GOAL OF THE EXERCISE -> Below are records. Copy every line with "سمرة" in it.

RAW RECORDS ->
►

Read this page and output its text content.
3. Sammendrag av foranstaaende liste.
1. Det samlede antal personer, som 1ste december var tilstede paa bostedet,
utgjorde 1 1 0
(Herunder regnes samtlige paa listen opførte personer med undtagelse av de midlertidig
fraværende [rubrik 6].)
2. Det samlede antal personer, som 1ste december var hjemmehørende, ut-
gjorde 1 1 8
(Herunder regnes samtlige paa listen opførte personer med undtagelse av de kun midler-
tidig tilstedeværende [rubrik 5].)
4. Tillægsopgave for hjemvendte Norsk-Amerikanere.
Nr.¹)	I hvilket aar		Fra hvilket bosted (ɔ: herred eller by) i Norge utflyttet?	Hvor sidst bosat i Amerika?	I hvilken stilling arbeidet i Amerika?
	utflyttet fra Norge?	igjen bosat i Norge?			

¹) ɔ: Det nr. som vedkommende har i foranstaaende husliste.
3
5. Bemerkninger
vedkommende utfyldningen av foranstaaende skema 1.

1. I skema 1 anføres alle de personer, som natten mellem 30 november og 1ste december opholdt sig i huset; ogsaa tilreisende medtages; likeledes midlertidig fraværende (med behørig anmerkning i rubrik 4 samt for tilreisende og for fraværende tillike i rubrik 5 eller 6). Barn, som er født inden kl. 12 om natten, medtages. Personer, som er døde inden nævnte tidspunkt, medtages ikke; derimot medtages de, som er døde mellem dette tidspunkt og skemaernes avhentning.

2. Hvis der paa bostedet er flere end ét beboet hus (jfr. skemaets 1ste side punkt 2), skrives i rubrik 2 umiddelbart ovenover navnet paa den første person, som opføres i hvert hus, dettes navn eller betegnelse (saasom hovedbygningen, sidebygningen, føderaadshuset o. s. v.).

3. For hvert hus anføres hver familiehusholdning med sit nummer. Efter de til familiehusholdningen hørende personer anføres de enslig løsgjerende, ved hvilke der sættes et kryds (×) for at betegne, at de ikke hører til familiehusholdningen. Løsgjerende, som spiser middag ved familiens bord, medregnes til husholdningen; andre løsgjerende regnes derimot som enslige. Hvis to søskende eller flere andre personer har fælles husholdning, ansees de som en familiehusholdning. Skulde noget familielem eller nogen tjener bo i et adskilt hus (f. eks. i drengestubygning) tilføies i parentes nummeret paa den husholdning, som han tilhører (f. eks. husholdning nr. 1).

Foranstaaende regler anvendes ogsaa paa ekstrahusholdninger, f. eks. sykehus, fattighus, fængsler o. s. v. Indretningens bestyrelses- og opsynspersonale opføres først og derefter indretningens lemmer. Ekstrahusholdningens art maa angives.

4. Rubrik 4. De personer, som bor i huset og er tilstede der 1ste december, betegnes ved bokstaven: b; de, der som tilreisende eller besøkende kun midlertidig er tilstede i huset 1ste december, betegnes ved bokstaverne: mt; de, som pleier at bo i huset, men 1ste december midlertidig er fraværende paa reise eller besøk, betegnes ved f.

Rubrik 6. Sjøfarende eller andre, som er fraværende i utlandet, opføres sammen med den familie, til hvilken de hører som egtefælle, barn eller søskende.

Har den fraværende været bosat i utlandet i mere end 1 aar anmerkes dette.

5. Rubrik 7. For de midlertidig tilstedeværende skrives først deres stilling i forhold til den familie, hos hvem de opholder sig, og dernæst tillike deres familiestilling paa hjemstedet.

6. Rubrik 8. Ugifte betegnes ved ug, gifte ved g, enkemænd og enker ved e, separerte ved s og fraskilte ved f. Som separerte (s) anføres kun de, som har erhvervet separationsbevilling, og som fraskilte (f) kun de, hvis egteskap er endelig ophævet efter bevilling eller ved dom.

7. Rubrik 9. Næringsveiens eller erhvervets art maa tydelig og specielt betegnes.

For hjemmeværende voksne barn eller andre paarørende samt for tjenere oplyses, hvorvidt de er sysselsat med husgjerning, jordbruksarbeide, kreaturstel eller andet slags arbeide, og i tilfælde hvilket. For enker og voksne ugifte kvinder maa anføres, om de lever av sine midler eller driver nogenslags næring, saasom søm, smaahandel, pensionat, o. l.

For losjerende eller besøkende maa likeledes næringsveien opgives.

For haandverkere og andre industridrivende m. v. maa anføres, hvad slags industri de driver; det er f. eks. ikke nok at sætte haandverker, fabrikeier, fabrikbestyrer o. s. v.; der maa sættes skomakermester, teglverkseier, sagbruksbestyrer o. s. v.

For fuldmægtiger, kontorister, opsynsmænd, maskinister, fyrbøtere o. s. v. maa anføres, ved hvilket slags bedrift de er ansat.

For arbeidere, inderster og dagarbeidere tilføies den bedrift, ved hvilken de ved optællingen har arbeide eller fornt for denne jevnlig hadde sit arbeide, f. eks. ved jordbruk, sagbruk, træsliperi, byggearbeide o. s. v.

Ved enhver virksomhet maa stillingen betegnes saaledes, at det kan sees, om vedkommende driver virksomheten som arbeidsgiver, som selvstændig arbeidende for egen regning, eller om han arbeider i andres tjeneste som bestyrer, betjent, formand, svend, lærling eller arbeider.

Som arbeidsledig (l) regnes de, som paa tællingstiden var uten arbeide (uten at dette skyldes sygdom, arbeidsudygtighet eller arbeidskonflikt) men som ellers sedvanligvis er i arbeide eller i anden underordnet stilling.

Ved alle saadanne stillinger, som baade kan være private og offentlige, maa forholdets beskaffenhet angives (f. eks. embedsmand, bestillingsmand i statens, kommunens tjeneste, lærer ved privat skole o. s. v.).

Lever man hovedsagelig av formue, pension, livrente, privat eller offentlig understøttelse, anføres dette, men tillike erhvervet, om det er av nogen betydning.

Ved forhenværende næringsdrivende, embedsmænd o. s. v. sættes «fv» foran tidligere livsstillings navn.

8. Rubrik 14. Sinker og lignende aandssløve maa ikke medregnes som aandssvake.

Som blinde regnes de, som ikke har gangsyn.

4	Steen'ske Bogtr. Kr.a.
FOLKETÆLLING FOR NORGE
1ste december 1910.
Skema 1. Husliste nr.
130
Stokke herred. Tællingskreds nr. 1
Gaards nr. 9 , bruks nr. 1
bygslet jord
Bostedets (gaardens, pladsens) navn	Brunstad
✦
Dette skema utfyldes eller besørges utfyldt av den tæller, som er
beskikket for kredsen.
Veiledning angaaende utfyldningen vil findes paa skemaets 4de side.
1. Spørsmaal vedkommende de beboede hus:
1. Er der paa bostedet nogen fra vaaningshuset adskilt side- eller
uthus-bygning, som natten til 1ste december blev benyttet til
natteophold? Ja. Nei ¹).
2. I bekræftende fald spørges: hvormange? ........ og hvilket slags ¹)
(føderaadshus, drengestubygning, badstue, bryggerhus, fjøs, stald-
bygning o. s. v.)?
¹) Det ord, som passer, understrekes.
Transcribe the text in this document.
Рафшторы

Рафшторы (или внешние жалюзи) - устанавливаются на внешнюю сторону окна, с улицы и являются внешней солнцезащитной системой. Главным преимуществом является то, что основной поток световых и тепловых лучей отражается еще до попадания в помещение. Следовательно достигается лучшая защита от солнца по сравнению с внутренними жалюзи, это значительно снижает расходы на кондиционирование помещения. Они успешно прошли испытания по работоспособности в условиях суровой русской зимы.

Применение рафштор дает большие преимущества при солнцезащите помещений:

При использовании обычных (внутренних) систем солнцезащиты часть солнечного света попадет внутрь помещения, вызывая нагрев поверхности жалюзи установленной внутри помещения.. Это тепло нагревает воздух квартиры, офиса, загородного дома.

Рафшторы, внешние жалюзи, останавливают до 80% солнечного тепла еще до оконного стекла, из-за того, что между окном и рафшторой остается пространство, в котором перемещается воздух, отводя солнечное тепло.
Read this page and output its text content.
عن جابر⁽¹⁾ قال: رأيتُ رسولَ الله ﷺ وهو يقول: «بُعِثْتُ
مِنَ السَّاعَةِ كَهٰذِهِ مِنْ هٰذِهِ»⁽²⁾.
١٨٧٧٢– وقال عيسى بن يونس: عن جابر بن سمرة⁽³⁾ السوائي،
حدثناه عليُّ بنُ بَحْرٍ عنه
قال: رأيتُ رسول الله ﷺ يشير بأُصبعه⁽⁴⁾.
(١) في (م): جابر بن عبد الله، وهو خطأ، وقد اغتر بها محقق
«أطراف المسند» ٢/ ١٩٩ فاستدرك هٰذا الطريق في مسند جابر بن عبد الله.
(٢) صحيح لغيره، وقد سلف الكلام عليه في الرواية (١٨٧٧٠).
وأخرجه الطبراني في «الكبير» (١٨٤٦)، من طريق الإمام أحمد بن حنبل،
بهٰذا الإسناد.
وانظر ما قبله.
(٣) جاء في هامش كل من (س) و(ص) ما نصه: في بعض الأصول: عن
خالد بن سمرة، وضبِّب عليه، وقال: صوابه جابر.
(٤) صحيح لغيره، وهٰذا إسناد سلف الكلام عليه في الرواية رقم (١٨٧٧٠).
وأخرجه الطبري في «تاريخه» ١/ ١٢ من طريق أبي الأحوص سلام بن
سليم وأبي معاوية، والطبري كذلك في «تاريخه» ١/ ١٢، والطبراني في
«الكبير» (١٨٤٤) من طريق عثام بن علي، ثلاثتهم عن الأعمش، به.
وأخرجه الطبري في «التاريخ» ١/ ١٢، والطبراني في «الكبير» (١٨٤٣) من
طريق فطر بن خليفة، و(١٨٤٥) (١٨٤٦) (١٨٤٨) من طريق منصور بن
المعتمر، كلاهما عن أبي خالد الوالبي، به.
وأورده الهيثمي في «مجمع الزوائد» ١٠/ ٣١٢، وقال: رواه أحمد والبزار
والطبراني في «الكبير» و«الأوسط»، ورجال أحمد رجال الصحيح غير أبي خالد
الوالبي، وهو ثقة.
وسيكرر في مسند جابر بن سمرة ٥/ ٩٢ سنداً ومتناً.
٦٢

◄

EXERCISE SOLUTION ->
١٨٧٧٢– وقال عيسى بن يونس: عن جابر بن سمرة⁽³⁾ السوائي،
خالد بن سمرة، وضبِّب عليه، وقال: صوابه جابر.
وسيكرر في مسند جابر بن سمرة ٥/ ٩٢ سنداً ومتناً.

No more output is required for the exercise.